Reproduce the listing word for word. Skip any image.

(Excerpts from a figure dataset)
__________________________________________________

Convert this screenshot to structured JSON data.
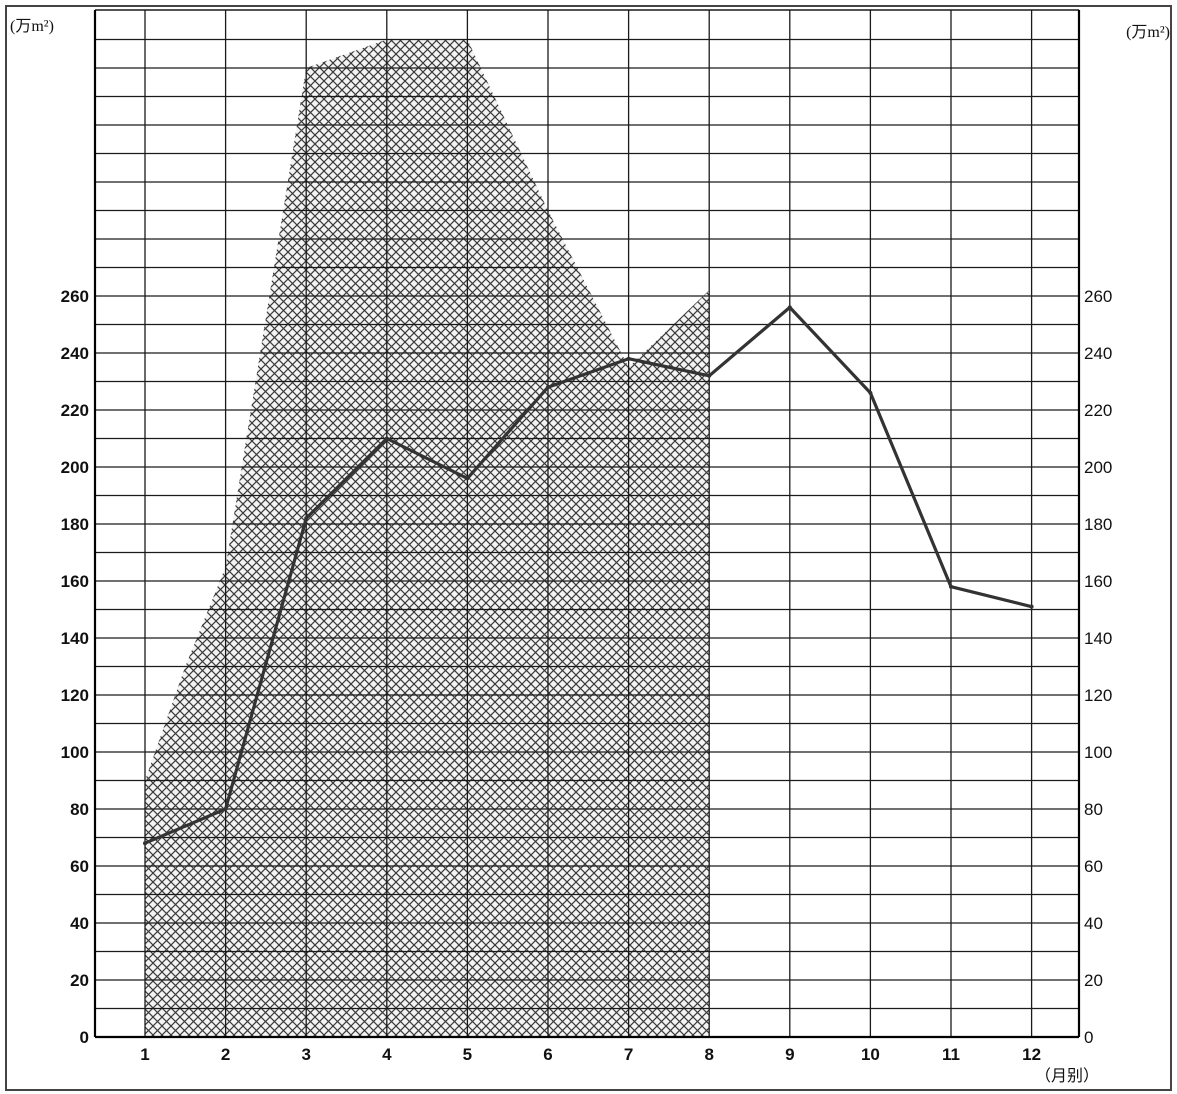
{
  "chart_data": {
    "type": "area",
    "title": "",
    "xlabel": "（月别）",
    "ylabel_left": "(万m²)",
    "ylabel_right": "(万m²)",
    "categories": [
      "1",
      "2",
      "3",
      "4",
      "5",
      "6",
      "7",
      "8",
      "9",
      "10",
      "11",
      "12"
    ],
    "x": [
      1,
      2,
      3,
      4,
      5,
      6,
      7,
      8,
      9,
      10,
      11,
      12
    ],
    "y_ticks_left": [
      "0",
      "20",
      "40",
      "60",
      "80",
      "100",
      "120",
      "140",
      "160",
      "180",
      "200",
      "220",
      "240",
      "260"
    ],
    "y_ticks_right": [
      "0",
      "20",
      "40",
      "60",
      "80",
      "100",
      "120",
      "140",
      "160",
      "180",
      "200",
      "220",
      "240",
      "260"
    ],
    "ylim": [
      0,
      365
    ],
    "grid": true,
    "series": [
      {
        "kind": "area",
        "fill_pattern": "crosshatch",
        "x": [
          1,
          1.5,
          2,
          3,
          4,
          5,
          6,
          7,
          8
        ],
        "values": [
          90,
          130,
          165,
          340,
          350,
          350,
          290,
          235,
          262
        ]
      },
      {
        "kind": "line",
        "x": [
          1,
          2,
          3,
          4,
          5,
          6,
          7,
          8,
          9,
          10,
          11,
          12
        ],
        "values": [
          68,
          80,
          182,
          210,
          196,
          228,
          238,
          232,
          256,
          226,
          158,
          151
        ]
      }
    ],
    "colors": {
      "grid": "#1a1a1a",
      "line": "#333333",
      "hatch": "#3a3a3a"
    }
  }
}
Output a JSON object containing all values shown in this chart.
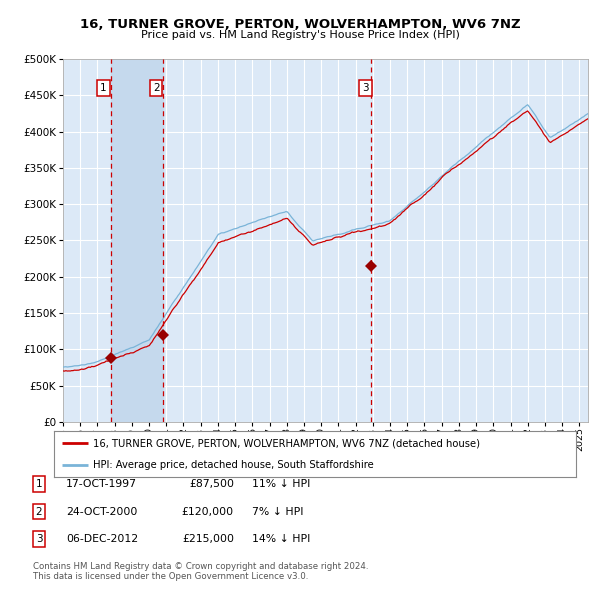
{
  "title": "16, TURNER GROVE, PERTON, WOLVERHAMPTON, WV6 7NZ",
  "subtitle": "Price paid vs. HM Land Registry's House Price Index (HPI)",
  "background_color": "#ffffff",
  "plot_bg_color": "#dce9f7",
  "grid_color": "#ffffff",
  "hpi_line_color": "#7ab4d8",
  "price_line_color": "#cc0000",
  "sale_marker_color": "#990000",
  "vline_color": "#cc0000",
  "span_color": "#c5d9ed",
  "xlim_start": 1995.0,
  "xlim_end": 2025.5,
  "ylim": [
    0,
    500000
  ],
  "yticks": [
    0,
    50000,
    100000,
    150000,
    200000,
    250000,
    300000,
    350000,
    400000,
    450000,
    500000
  ],
  "sale1_x": 1997.79,
  "sale1_y": 87500,
  "sale1_label": "1",
  "sale1_date": "17-OCT-1997",
  "sale1_price": "£87,500",
  "sale1_hpi": "11% ↓ HPI",
  "sale2_x": 2000.81,
  "sale2_y": 120000,
  "sale2_label": "2",
  "sale2_date": "24-OCT-2000",
  "sale2_price": "£120,000",
  "sale2_hpi": "7% ↓ HPI",
  "sale3_x": 2012.92,
  "sale3_y": 215000,
  "sale3_label": "3",
  "sale3_date": "06-DEC-2012",
  "sale3_price": "£215,000",
  "sale3_hpi": "14% ↓ HPI",
  "legend_label1": "16, TURNER GROVE, PERTON, WOLVERHAMPTON, WV6 7NZ (detached house)",
  "legend_label2": "HPI: Average price, detached house, South Staffordshire",
  "footnote1": "Contains HM Land Registry data © Crown copyright and database right 2024.",
  "footnote2": "This data is licensed under the Open Government Licence v3.0."
}
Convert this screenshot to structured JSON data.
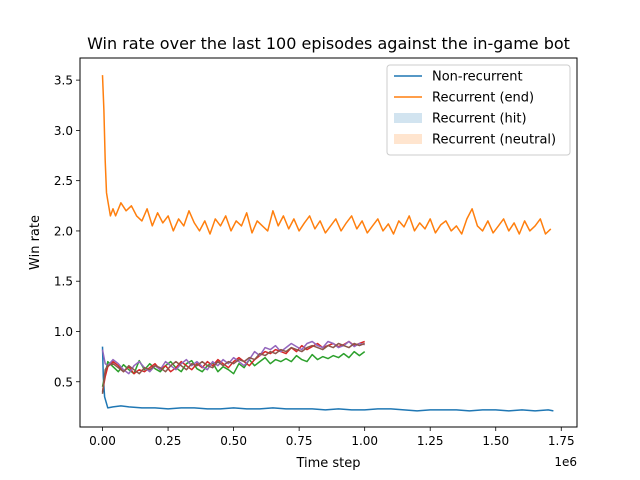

__________________________________________________

## Complete response
Convert this screenshot to structured JSON data.
{
  "chart_data": {
    "type": "area",
    "title": "",
    "xlabel": "（月别）",
    "ylabel_left": "(万m²)",
    "ylabel_right": "(万m²)",
    "categories": [
      "1",
      "2",
      "3",
      "4",
      "5",
      "6",
      "7",
      "8",
      "9",
      "10",
      "11",
      "12"
    ],
    "x": [
      1,
      2,
      3,
      4,
      5,
      6,
      7,
      8,
      9,
      10,
      11,
      12
    ],
    "y_ticks_left": [
      "0",
      "20",
      "40",
      "60",
      "80",
      "100",
      "120",
      "140",
      "160",
      "180",
      "200",
      "220",
      "240",
      "260"
    ],
    "y_ticks_right": [
      "0",
      "20",
      "40",
      "60",
      "80",
      "100",
      "120",
      "140",
      "160",
      "180",
      "200",
      "220",
      "240",
      "260"
    ],
    "ylim": [
      0,
      365
    ],
    "grid": true,
    "series": [
      {
        "kind": "area",
        "fill_pattern": "crosshatch",
        "x": [
          1,
          1.5,
          2,
          3,
          4,
          5,
          6,
          7,
          8
        ],
        "values": [
          90,
          130,
          165,
          340,
          350,
          350,
          290,
          235,
          262
        ]
      },
      {
        "kind": "line",
        "x": [
          1,
          2,
          3,
          4,
          5,
          6,
          7,
          8,
          9,
          10,
          11,
          12
        ],
        "values": [
          68,
          80,
          182,
          210,
          196,
          228,
          238,
          232,
          256,
          226,
          158,
          151
        ]
      }
    ],
    "colors": {
      "grid": "#1a1a1a",
      "line": "#333333",
      "hatch": "#3a3a3a"
    }
  }
}
Output a JSON object containing all values shown in this chart.
{
  "title": "16, TURNER GROVE, PERTON, WOLVERHAMPTON, WV6 7NZ",
  "subtitle": "Price paid vs. HM Land Registry's House Price Index (HPI)",
  "background_color": "#ffffff",
  "plot_bg_color": "#dce9f7",
  "grid_color": "#ffffff",
  "hpi_line_color": "#7ab4d8",
  "price_line_color": "#cc0000",
  "sale_marker_color": "#990000",
  "vline_color": "#cc0000",
  "span_color": "#c5d9ed",
  "xlim_start": 1995.0,
  "xlim_end": 2025.5,
  "ylim": [
    0,
    500000
  ],
  "yticks": [
    0,
    50000,
    100000,
    150000,
    200000,
    250000,
    300000,
    350000,
    400000,
    450000,
    500000
  ],
  "sale1_x": 1997.79,
  "sale1_y": 87500,
  "sale1_label": "1",
  "sale1_date": "17-OCT-1997",
  "sale1_price": "£87,500",
  "sale1_hpi": "11% ↓ HPI",
  "sale2_x": 2000.81,
  "sale2_y": 120000,
  "sale2_label": "2",
  "sale2_date": "24-OCT-2000",
  "sale2_price": "£120,000",
  "sale2_hpi": "7% ↓ HPI",
  "sale3_x": 2012.92,
  "sale3_y": 215000,
  "sale3_label": "3",
  "sale3_date": "06-DEC-2012",
  "sale3_price": "£215,000",
  "sale3_hpi": "14% ↓ HPI",
  "legend_label1": "16, TURNER GROVE, PERTON, WOLVERHAMPTON, WV6 7NZ (detached house)",
  "legend_label2": "HPI: Average price, detached house, South Staffordshire",
  "footnote1": "Contains HM Land Registry data © Crown copyright and database right 2024.",
  "footnote2": "This data is licensed under the Open Government Licence v3.0."
}
Convert this screenshot to structured JSON data.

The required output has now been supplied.